**WRITTEN INSTRUCTION**
Copy the material from its first line through the line with "- day-number: 10: [240, 204, 338, 220]", swapping "sunset-text" for "sunset-label" and changing nothing else. Give only those lines.

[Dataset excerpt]
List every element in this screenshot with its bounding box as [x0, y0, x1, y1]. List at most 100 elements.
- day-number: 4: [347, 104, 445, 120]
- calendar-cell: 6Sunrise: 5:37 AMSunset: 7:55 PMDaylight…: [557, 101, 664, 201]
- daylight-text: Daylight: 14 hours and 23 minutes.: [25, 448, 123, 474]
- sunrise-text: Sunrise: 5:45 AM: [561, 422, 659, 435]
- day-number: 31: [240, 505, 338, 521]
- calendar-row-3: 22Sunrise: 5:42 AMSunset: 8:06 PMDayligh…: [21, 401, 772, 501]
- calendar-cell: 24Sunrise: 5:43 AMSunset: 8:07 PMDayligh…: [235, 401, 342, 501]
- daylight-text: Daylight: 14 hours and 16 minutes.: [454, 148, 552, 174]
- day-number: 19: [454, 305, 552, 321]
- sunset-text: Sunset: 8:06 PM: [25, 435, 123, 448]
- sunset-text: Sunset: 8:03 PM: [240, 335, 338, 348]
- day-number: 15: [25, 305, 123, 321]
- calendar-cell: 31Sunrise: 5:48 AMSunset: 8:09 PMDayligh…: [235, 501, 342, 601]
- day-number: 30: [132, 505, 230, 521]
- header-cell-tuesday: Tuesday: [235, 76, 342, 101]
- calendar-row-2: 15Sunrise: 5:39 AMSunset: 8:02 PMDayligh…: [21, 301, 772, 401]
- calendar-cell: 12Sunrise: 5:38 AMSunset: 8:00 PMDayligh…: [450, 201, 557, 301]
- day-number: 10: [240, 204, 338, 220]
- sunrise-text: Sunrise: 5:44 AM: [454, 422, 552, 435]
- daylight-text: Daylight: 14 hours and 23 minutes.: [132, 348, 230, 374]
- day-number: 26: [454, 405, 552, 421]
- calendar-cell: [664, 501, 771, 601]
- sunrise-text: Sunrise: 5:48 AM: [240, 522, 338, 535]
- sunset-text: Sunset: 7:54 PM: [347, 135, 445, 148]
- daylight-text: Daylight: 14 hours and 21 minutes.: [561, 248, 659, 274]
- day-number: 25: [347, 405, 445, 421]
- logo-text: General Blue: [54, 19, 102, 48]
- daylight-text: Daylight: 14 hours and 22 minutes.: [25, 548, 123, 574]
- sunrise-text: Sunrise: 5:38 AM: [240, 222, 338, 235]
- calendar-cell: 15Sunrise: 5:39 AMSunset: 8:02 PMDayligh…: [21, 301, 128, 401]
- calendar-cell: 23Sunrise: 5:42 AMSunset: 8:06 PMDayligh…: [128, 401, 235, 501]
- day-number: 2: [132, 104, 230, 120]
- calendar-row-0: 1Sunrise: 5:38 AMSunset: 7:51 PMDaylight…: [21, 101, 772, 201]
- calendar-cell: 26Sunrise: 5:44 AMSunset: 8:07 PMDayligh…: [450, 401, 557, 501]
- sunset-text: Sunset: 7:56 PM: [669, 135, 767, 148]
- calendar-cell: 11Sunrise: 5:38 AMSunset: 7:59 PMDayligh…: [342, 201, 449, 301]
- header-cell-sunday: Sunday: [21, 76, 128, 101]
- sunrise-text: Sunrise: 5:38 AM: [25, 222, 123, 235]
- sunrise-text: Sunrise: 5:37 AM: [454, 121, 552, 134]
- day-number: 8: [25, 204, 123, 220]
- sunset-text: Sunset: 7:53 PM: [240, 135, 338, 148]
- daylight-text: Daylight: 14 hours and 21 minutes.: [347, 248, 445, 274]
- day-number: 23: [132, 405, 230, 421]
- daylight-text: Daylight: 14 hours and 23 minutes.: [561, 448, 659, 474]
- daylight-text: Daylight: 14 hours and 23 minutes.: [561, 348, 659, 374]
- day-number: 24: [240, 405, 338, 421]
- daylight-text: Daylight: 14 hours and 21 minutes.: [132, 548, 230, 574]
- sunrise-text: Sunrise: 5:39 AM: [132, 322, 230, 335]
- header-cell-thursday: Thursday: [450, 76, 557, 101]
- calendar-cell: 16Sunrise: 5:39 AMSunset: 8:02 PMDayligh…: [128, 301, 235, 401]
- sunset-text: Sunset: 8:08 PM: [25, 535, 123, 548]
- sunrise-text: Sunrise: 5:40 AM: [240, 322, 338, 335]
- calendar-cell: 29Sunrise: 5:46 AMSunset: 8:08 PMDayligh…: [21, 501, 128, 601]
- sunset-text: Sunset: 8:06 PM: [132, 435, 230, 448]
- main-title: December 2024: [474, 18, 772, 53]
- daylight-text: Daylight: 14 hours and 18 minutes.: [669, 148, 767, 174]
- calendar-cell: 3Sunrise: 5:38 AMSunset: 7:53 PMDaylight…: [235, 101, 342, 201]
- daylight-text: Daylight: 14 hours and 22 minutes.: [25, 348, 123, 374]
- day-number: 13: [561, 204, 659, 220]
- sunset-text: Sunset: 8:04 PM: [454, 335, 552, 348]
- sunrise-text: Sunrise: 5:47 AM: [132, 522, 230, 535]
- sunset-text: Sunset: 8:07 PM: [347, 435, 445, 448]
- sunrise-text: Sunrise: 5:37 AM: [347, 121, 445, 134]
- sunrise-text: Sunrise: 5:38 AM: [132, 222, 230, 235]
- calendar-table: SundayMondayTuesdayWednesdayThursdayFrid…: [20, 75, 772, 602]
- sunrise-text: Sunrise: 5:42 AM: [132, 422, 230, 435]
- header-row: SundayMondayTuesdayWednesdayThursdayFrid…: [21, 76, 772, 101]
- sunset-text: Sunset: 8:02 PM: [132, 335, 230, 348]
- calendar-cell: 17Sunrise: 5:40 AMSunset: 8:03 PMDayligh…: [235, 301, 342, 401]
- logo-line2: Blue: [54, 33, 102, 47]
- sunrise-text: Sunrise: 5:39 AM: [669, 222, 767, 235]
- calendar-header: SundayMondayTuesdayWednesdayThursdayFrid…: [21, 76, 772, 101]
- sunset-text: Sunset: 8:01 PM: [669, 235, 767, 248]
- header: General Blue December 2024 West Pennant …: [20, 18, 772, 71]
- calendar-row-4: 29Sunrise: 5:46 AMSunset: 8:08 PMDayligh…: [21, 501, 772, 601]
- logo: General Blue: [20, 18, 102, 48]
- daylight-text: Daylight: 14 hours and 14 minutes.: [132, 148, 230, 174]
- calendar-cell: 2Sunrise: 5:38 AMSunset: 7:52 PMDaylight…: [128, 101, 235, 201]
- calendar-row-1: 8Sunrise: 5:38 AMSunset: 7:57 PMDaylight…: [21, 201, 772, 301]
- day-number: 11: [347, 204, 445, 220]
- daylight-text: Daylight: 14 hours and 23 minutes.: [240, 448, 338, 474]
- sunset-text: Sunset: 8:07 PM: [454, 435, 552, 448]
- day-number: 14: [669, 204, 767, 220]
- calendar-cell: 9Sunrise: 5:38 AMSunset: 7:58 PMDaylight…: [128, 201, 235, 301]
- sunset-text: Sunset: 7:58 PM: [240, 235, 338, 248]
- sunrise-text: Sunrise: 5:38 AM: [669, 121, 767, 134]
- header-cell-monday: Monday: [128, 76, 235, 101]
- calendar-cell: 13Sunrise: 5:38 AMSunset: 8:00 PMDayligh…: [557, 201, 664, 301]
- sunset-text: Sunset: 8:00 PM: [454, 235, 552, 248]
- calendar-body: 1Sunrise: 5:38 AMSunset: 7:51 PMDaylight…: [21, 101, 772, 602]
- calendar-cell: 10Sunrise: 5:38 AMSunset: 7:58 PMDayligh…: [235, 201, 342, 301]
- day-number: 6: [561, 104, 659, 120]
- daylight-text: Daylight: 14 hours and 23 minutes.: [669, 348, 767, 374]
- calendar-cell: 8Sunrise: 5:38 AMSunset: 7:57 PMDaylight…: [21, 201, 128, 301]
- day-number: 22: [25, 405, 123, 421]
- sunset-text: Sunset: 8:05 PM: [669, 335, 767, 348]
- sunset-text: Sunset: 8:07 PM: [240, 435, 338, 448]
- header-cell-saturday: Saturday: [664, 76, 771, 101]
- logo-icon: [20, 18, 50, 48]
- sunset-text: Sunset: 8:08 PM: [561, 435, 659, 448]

**CORRECT OUTPUT**
List every element in this screenshot with its bounding box as [x0, y0, x1, y1]. List at most 100 elements.
- day-number: 4: [347, 104, 445, 120]
- calendar-cell: 6Sunrise: 5:37 AMSunset: 7:55 PMDaylight…: [557, 101, 664, 201]
- daylight-text: Daylight: 14 hours and 23 minutes.: [25, 448, 123, 474]
- sunrise-text: Sunrise: 5:45 AM: [561, 422, 659, 435]
- day-number: 31: [240, 505, 338, 521]
- calendar-row-3: 22Sunrise: 5:42 AMSunset: 8:06 PMDayligh…: [21, 401, 772, 501]
- calendar-cell: 24Sunrise: 5:43 AMSunset: 8:07 PMDayligh…: [235, 401, 342, 501]
- daylight-text: Daylight: 14 hours and 16 minutes.: [454, 148, 552, 174]
- day-number: 19: [454, 305, 552, 321]
- sunset-label: Sunset: 8:06 PM: [25, 435, 123, 448]
- sunset-label: Sunset: 8:03 PM: [240, 335, 338, 348]
- day-number: 15: [25, 305, 123, 321]
- calendar-cell: 31Sunrise: 5:48 AMSunset: 8:09 PMDayligh…: [235, 501, 342, 601]
- day-number: 30: [132, 505, 230, 521]
- header-cell-tuesday: Tuesday: [235, 76, 342, 101]
- calendar-row-2: 15Sunrise: 5:39 AMSunset: 8:02 PMDayligh…: [21, 301, 772, 401]
- calendar-cell: 12Sunrise: 5:38 AMSunset: 8:00 PMDayligh…: [450, 201, 557, 301]
- day-number: 10: [240, 204, 338, 220]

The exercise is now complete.